§ **Stated problem**
From the listing below, extract every line in which the word "screenshot" appears.
━━ Extracted information ━━
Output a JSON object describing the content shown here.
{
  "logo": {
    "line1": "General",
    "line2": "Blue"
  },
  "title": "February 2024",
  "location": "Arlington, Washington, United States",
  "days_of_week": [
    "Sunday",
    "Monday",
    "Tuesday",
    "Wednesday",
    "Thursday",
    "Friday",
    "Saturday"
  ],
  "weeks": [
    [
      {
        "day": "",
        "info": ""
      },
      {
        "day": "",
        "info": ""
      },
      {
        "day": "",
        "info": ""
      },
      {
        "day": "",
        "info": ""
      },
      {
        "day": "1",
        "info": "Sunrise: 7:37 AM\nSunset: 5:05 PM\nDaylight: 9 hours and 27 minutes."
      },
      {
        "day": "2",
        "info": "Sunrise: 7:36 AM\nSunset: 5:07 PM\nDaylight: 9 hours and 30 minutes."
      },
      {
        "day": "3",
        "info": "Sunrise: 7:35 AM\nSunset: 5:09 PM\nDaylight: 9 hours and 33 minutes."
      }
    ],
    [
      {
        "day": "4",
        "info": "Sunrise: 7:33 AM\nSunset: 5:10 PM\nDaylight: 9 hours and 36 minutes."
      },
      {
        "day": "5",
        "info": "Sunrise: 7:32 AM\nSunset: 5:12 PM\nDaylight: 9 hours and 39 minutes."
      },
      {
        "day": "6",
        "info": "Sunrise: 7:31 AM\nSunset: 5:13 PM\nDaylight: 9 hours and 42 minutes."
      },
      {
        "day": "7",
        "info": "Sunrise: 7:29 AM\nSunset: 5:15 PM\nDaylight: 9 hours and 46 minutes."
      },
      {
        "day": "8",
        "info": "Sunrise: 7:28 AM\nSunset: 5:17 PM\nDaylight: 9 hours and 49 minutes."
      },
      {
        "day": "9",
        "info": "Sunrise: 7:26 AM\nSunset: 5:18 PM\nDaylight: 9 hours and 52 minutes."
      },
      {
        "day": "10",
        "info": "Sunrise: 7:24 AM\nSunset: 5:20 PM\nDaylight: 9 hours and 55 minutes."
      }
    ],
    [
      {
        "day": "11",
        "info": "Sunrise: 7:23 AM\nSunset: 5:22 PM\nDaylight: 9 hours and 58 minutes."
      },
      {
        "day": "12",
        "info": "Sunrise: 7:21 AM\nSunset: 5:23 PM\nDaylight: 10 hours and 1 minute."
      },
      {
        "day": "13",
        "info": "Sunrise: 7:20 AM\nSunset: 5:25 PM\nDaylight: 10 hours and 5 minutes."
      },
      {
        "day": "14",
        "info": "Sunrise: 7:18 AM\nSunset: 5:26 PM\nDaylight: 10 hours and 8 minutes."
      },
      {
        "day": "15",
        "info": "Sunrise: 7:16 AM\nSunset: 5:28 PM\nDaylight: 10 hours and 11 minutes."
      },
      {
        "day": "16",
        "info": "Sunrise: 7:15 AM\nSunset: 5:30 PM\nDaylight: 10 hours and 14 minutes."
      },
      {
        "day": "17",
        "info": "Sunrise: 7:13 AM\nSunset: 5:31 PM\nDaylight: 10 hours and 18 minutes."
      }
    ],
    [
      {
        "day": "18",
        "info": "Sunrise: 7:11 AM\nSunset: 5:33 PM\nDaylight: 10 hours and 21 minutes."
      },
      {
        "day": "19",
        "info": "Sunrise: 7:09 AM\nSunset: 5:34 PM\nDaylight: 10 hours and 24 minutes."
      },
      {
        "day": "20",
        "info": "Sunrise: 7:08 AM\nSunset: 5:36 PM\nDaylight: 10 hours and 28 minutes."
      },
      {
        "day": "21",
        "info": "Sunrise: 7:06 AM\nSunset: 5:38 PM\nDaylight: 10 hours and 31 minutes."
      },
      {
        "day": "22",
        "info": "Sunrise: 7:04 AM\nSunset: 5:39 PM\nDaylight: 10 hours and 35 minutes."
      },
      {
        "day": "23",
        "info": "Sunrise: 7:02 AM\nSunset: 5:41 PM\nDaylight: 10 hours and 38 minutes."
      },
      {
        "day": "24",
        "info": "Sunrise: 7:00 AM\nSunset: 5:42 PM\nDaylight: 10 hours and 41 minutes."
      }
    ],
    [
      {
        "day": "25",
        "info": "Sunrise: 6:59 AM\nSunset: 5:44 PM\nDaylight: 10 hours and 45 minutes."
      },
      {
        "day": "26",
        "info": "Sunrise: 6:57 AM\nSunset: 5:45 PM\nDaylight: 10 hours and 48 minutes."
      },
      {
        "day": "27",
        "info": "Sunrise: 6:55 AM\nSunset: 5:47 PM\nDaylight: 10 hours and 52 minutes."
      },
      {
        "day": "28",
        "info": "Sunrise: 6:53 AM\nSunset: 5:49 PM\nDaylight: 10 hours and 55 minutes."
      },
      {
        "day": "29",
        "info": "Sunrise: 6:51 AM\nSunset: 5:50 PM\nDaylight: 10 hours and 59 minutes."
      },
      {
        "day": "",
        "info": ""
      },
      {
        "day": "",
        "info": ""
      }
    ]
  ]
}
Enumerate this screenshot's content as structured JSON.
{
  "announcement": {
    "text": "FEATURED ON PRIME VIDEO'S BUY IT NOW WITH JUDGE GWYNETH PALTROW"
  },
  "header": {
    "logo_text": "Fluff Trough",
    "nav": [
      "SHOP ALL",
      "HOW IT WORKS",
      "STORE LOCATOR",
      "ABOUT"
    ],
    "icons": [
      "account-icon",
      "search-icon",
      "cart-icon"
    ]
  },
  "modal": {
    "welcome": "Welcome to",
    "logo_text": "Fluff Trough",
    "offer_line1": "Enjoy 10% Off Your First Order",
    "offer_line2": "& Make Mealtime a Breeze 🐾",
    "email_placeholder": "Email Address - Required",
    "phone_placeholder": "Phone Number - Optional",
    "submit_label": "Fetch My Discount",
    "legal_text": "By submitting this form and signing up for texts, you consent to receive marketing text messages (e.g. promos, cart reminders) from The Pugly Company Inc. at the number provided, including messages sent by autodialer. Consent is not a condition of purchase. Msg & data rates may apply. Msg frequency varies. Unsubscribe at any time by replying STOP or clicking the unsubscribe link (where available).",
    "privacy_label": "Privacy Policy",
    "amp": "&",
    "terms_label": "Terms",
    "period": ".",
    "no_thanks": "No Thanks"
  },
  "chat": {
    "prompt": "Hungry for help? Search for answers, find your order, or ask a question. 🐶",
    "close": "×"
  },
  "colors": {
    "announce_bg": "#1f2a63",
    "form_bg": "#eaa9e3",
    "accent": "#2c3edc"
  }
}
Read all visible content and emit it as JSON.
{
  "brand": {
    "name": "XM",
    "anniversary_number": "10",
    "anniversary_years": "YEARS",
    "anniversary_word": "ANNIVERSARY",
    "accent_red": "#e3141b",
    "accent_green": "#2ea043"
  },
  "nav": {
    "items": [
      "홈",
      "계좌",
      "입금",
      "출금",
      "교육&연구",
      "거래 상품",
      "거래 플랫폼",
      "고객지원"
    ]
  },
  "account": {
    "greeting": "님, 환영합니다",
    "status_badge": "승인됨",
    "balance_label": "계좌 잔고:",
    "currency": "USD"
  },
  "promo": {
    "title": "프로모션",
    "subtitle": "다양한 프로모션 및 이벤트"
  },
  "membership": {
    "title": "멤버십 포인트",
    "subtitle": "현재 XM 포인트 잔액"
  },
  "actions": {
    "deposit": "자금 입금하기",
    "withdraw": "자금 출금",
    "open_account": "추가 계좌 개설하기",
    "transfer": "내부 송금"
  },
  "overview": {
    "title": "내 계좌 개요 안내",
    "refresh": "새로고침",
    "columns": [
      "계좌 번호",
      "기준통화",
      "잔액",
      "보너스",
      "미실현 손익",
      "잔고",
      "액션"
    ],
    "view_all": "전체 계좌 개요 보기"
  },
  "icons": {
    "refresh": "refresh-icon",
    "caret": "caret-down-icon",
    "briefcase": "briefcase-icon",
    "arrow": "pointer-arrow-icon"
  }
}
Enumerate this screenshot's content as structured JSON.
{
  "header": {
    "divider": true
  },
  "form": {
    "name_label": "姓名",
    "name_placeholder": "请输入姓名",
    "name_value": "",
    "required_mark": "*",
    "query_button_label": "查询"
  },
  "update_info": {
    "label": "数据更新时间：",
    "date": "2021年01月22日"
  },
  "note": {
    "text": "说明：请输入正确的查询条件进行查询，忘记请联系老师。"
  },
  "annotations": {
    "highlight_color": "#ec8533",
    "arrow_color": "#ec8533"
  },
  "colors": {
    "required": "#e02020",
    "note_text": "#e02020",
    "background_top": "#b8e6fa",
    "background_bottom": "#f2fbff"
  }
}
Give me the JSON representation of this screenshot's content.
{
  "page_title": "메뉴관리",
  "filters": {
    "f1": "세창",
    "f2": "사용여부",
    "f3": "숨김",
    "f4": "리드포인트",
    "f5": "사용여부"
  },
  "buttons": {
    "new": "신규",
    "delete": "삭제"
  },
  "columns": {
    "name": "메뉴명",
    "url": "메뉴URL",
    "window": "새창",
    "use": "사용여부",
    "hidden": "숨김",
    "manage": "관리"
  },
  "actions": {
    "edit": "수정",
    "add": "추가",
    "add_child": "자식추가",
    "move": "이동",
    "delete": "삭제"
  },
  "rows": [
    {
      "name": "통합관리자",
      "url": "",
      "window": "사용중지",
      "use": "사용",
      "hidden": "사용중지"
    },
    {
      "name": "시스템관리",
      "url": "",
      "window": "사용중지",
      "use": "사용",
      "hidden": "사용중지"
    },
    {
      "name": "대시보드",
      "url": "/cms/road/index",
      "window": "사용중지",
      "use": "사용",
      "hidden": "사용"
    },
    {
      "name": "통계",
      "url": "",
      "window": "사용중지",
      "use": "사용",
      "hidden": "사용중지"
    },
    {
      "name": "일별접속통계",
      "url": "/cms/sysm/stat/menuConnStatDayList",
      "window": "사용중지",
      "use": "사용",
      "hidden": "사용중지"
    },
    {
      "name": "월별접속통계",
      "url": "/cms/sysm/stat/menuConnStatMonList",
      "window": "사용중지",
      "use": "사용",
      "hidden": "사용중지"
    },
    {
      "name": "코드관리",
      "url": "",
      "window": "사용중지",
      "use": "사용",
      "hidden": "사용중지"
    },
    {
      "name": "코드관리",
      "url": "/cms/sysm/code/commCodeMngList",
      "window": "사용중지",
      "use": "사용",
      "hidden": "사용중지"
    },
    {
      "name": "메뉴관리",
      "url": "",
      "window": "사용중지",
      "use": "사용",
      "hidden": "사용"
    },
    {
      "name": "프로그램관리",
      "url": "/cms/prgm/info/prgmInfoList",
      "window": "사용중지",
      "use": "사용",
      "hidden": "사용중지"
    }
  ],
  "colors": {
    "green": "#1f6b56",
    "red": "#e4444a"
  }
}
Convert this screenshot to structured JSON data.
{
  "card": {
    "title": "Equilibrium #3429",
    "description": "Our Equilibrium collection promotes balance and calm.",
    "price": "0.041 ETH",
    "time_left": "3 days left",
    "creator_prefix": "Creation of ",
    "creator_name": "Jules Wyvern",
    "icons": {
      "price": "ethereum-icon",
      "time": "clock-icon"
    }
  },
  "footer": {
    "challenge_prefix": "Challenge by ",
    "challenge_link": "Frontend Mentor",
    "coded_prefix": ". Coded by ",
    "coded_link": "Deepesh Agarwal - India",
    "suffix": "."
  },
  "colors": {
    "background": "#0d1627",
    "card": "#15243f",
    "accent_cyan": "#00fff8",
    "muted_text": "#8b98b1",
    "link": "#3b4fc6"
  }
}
━━━
§ **Result**
Enumerate this screenshot's content as structured JSON.
Enumerate this screenshot's content as structured JSON.
Give me the JSON representation of this screenshot's content.
Convert this screenshot to structured JSON data.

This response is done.